## BRIEF
Produce the listing below again, exactly as shown.

***

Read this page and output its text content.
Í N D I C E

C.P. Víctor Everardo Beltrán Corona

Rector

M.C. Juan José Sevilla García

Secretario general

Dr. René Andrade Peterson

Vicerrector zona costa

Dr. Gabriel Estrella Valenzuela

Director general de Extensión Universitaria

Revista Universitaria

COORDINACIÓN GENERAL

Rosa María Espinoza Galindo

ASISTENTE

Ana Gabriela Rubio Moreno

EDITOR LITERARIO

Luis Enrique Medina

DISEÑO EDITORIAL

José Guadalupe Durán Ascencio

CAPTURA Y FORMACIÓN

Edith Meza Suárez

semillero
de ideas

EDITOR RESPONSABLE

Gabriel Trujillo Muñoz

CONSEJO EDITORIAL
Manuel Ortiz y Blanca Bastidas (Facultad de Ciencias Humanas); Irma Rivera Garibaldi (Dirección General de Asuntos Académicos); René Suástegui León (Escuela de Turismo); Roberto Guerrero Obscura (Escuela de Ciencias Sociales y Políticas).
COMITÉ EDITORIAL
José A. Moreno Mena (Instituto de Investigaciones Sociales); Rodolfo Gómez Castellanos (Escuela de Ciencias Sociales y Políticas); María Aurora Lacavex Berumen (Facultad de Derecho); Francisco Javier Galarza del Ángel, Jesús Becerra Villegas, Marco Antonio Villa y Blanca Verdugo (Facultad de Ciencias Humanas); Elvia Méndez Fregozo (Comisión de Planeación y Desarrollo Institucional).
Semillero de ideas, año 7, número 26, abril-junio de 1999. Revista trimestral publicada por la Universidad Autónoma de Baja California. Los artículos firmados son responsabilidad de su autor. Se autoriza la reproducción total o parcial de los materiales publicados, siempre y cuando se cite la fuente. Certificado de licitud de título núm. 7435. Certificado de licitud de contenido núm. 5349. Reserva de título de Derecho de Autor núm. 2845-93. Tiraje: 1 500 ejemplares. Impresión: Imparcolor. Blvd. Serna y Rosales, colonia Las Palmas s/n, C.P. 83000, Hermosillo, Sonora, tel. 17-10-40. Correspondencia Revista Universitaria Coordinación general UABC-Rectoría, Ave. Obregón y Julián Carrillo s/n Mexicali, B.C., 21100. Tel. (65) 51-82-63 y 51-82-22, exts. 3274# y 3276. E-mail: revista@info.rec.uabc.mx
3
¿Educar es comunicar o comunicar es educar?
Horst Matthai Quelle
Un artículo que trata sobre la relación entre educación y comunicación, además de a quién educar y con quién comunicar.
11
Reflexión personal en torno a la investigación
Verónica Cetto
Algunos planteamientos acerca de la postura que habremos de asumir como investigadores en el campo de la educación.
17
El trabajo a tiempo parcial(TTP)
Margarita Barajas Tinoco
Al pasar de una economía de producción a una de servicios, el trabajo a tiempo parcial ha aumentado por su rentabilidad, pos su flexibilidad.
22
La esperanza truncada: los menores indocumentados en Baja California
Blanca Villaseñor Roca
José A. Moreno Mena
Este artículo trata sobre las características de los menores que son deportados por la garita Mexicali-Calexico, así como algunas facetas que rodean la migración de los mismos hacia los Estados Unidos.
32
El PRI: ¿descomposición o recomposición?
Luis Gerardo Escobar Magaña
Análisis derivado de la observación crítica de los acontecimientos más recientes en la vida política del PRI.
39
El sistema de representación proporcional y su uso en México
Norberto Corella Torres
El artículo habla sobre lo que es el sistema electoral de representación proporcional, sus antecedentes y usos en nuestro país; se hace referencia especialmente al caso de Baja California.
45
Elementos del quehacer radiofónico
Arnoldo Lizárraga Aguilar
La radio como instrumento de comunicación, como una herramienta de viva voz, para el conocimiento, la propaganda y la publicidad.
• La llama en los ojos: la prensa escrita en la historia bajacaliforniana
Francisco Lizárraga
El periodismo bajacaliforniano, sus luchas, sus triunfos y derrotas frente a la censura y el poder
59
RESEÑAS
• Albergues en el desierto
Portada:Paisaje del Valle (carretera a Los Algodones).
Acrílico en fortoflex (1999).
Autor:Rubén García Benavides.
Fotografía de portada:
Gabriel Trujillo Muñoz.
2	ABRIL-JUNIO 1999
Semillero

***

## RESULT OF THE TASK
Read this page and output its text content.
Í N D I C E

C.P. Víctor Everardo Beltrán Corona

Rector

M.C. Juan José Sevilla García

Secretario general

Dr. René Andrade Peterson

Vicerrector zona costa

Dr. Gabriel Estrella Valenzuela

Director general de Extensión Universitaria

Revista Universitaria

COORDINACIÓN GENERAL

Rosa María Espinoza Galindo

ASISTENTE

Ana Gabriela Rubio Moreno

EDITOR LITERARIO

Luis Enrique Medina

DISEÑO EDITORIAL

José Guadalupe Durán Ascencio

CAPTURA Y FORMACIÓN

Edith Meza Suárez

semillero
de ideas

EDITOR RESPONSABLE

Gabriel Trujillo Muñoz

CONSEJO EDITORIAL
Manuel Ortiz y Blanca Bastidas (Facultad de Ciencias Humanas); Irma Rivera Garibaldi (Dirección General de Asuntos Académicos); René Suástegui León (Escuela de Turismo); Roberto Guerrero Obscura (Escuela de Ciencias Sociales y Políticas).
COMITÉ EDITORIAL
José A. Moreno Mena (Instituto de Investigaciones Sociales); Rodolfo Gómez Castellanos (Escuela de Ciencias Sociales y Políticas); María Aurora Lacavex Berumen (Facultad de Derecho); Francisco Javier Galarza del Ángel, Jesús Becerra Villegas, Marco Antonio Villa y Blanca Verdugo (Facultad de Ciencias Humanas); Elvia Méndez Fregozo (Comisión de Planeación y Desarrollo Institucional).
Semillero de ideas, año 7, número 26, abril-junio de 1999. Revista trimestral publicada por la Universidad Autónoma de Baja California. Los artículos firmados son responsabilidad de su autor. Se autoriza la reproducción total o parcial de los materiales publicados, siempre y cuando se cite la fuente. Certificado de licitud de título núm. 7435. Certificado de licitud de contenido núm. 5349. Reserva de título de Derecho de Autor núm. 2845-93. Tiraje: 1 500 ejemplares. Impresión: Imparcolor. Blvd. Serna y Rosales, colonia Las Palmas s/n, C.P. 83000, Hermosillo, Sonora, tel. 17-10-40. Correspondencia Revista Universitaria Coordinación general UABC-Rectoría, Ave. Obregón y Julián Carrillo s/n Mexicali, B.C., 21100. Tel. (65) 51-82-63 y 51-82-22, exts. 3274# y 3276. E-mail: revista@info.rec.uabc.mx
3
¿Educar es comunicar o comunicar es educar?
Horst Matthai Quelle
Un artículo que trata sobre la relación entre educación y comunicación, además de a quién educar y con quién comunicar.
11
Reflexión personal en torno a la investigación
Verónica Cetto
Algunos planteamientos acerca de la postura que habremos de asumir como investigadores en el campo de la educación.
17
El trabajo a tiempo parcial(TTP)
Margarita Barajas Tinoco
Al pasar de una economía de producción a una de servicios, el trabajo a tiempo parcial ha aumentado por su rentabilidad, pos su flexibilidad.
22
La esperanza truncada: los menores indocumentados en Baja California
Blanca Villaseñor Roca
José A. Moreno Mena
Este artículo trata sobre las características de los menores que son deportados por la garita Mexicali-Calexico, así como algunas facetas que rodean la migración de los mismos hacia los Estados Unidos.
32
El PRI: ¿descomposición o recomposición?
Luis Gerardo Escobar Magaña
Análisis derivado de la observación crítica de los acontecimientos más recientes en la vida política del PRI.
39
El sistema de representación proporcional y su uso en México
Norberto Corella Torres
El artículo habla sobre lo que es el sistema electoral de representación proporcional, sus antecedentes y usos en nuestro país; se hace referencia especialmente al caso de Baja California.
45
Elementos del quehacer radiofónico
Arnoldo Lizárraga Aguilar
La radio como instrumento de comunicación, como una herramienta de viva voz, para el conocimiento, la propaganda y la publicidad.
• La llama en los ojos: la prensa escrita en la historia bajacaliforniana
Francisco Lizárraga
El periodismo bajacaliforniano, sus luchas, sus triunfos y derrotas frente a la censura y el poder
59
RESEÑAS
• Albergues en el desierto
Portada:Paisaje del Valle (carretera a Los Algodones).
Acrílico en fortoflex (1999).
Autor:Rubén García Benavides.
Fotografía de portada:
Gabriel Trujillo Muñoz.
2	ABRIL-JUNIO 1999
Semillero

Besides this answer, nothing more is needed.